--- begin ---

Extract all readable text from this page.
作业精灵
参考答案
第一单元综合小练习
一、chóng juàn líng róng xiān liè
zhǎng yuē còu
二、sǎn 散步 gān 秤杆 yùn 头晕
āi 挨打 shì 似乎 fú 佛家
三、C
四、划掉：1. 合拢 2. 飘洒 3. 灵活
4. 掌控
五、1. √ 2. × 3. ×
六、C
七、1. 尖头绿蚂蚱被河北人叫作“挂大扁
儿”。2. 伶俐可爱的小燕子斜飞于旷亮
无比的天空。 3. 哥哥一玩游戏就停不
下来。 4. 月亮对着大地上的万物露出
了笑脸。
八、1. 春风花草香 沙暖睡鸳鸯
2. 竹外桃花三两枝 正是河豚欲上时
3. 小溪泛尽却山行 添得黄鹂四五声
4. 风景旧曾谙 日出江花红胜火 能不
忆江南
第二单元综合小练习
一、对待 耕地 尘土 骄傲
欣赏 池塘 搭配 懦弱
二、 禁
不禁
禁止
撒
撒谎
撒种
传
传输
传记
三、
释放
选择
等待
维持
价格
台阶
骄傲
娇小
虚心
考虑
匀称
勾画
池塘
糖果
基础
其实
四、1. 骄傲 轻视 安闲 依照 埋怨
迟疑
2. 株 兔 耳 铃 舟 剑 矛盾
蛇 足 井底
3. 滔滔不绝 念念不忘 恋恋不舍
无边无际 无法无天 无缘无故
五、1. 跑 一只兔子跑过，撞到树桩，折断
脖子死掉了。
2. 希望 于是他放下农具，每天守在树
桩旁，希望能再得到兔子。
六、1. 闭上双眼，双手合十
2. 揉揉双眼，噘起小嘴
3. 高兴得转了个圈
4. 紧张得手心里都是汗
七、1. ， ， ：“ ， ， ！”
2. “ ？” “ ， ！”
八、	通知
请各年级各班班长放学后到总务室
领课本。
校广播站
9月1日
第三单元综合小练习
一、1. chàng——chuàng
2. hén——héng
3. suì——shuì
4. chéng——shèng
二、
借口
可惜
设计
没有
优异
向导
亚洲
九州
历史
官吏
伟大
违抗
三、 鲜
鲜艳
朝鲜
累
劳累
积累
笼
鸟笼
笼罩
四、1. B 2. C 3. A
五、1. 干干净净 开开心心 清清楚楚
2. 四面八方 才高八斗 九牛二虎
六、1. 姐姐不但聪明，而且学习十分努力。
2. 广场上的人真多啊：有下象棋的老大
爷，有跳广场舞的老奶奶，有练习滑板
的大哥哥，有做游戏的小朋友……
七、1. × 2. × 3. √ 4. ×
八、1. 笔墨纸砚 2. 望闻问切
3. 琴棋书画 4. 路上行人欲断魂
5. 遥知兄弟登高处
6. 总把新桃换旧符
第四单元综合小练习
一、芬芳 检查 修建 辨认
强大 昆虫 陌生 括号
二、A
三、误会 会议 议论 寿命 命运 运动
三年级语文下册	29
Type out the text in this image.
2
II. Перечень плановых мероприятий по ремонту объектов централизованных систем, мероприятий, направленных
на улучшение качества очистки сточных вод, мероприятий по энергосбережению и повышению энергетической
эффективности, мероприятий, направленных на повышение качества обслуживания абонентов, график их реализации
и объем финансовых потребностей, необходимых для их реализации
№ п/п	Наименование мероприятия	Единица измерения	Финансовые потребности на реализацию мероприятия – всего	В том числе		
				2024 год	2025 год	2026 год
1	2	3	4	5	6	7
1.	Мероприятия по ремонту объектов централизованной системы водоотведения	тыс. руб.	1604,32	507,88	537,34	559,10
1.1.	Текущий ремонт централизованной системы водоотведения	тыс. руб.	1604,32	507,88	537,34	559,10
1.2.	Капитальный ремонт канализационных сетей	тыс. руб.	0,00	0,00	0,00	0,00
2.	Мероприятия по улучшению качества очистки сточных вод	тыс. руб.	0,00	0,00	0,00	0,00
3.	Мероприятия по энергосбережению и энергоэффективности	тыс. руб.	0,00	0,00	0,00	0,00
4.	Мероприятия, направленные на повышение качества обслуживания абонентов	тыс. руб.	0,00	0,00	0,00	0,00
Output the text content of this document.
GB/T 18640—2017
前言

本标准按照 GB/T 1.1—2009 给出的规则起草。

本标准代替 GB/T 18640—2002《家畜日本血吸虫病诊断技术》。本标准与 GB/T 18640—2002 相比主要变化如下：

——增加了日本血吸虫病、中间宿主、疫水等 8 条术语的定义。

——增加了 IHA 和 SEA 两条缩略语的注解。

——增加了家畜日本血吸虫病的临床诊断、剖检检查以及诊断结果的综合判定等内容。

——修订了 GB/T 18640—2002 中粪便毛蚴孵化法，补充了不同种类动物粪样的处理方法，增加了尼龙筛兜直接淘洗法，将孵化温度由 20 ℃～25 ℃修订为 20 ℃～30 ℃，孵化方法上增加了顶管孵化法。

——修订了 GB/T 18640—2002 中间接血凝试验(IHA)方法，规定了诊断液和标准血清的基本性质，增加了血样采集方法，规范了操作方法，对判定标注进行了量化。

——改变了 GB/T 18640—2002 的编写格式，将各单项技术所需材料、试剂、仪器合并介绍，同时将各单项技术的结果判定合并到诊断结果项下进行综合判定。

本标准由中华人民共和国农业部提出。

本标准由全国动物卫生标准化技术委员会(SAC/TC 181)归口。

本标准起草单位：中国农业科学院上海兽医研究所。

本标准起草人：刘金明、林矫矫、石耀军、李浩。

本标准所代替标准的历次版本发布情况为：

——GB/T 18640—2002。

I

--- end ---

Problem details: Copy all lines from the listing that contain "обслуживания".

In response:
эффективности, мероприятий, направленных на повышение качества обслуживания абонентов, график их реализации
4.	Мероприятия, направленные на повышение качества обслуживания абонентов	тыс. руб.	0,00	0,00	0,00	0,00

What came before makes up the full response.